GIVEN EXERCISE ▸
Every line of the material below should be repeated exactly.

ROWS ▸

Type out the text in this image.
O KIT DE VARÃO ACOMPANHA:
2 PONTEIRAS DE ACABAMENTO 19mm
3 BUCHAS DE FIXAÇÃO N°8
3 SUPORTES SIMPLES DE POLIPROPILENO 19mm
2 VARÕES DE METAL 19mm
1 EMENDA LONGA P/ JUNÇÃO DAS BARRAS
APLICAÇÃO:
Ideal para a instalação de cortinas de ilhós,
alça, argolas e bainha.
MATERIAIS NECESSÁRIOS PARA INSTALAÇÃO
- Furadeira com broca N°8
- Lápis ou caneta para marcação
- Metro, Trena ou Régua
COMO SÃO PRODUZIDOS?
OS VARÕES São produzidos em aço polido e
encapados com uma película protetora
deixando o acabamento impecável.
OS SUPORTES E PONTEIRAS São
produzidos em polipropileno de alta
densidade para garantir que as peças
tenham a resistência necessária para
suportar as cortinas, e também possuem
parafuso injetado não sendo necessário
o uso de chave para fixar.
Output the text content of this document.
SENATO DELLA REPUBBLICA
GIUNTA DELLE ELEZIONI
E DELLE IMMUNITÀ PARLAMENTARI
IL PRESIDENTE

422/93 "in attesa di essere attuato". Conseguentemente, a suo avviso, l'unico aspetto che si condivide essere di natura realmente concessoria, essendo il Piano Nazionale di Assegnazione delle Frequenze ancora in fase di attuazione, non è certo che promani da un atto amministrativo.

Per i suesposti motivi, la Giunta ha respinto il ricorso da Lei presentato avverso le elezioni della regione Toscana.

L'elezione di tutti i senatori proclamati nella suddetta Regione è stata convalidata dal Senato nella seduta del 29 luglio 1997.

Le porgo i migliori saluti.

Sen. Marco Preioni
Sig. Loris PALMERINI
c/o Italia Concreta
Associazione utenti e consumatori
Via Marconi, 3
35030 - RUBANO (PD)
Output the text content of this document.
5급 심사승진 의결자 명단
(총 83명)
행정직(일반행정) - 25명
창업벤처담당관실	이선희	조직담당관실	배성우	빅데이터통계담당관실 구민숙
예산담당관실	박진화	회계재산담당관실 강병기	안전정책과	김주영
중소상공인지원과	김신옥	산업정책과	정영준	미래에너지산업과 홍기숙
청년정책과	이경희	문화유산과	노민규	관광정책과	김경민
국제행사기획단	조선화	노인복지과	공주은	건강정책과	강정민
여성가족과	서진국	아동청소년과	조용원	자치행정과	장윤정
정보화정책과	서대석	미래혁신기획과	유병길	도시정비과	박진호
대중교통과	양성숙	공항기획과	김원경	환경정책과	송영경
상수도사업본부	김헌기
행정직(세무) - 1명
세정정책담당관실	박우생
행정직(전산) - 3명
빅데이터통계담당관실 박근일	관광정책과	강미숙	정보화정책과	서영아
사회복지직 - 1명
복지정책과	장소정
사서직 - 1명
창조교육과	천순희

WRITTEN SOLUTION ▸
Type out the text in this image.
O KIT DE VARÃO ACOMPANHA:
2 PONTEIRAS DE ACABAMENTO 19mm
3 BUCHAS DE FIXAÇÃO N°8
3 SUPORTES SIMPLES DE POLIPROPILENO 19mm
2 VARÕES DE METAL 19mm
1 EMENDA LONGA P/ JUNÇÃO DAS BARRAS
APLICAÇÃO:
Ideal para a instalação de cortinas de ilhós,
alça, argolas e bainha.
MATERIAIS NECESSÁRIOS PARA INSTALAÇÃO
- Furadeira com broca N°8
- Lápis ou caneta para marcação
- Metro, Trena ou Régua
COMO SÃO PRODUZIDOS?
OS VARÕES São produzidos em aço polido e
encapados com uma película protetora
deixando o acabamento impecável.
OS SUPORTES E PONTEIRAS São
produzidos em polipropileno de alta
densidade para garantir que as peças
tenham a resistência necessária para
suportar as cortinas, e também possuem
parafuso injetado não sendo necessário
o uso de chave para fixar.
Output the text content of this document.
SENATO DELLA REPUBBLICA
GIUNTA DELLE ELEZIONI
E DELLE IMMUNITÀ PARLAMENTARI
IL PRESIDENTE

422/93 "in attesa di essere attuato". Conseguentemente, a suo avviso, l'unico aspetto che si condivide essere di natura realmente concessoria, essendo il Piano Nazionale di Assegnazione delle Frequenze ancora in fase di attuazione, non è certo che promani da un atto amministrativo.

Per i suesposti motivi, la Giunta ha respinto il ricorso da Lei presentato avverso le elezioni della regione Toscana.

L'elezione di tutti i senatori proclamati nella suddetta Regione è stata convalidata dal Senato nella seduta del 29 luglio 1997.

Le porgo i migliori saluti.

Sen. Marco Preioni
Sig. Loris PALMERINI
c/o Italia Concreta
Associazione utenti e consumatori
Via Marconi, 3
35030 - RUBANO (PD)
Output the text content of this document.
5급 심사승진 의결자 명단
(총 83명)
행정직(일반행정) - 25명
창업벤처담당관실	이선희	조직담당관실	배성우	빅데이터통계담당관실 구민숙
예산담당관실	박진화	회계재산담당관실 강병기	안전정책과	김주영
중소상공인지원과	김신옥	산업정책과	정영준	미래에너지산업과 홍기숙
청년정책과	이경희	문화유산과	노민규	관광정책과	김경민
국제행사기획단	조선화	노인복지과	공주은	건강정책과	강정민
여성가족과	서진국	아동청소년과	조용원	자치행정과	장윤정
정보화정책과	서대석	미래혁신기획과	유병길	도시정비과	박진호
대중교통과	양성숙	공항기획과	김원경	환경정책과	송영경
상수도사업본부	김헌기
행정직(세무) - 1명
세정정책담당관실	박우생
행정직(전산) - 3명
빅데이터통계담당관실 박근일	관광정책과	강미숙	정보화정책과	서영아
사회복지직 - 1명
복지정책과	장소정
사서직 - 1명
창조교육과	천순희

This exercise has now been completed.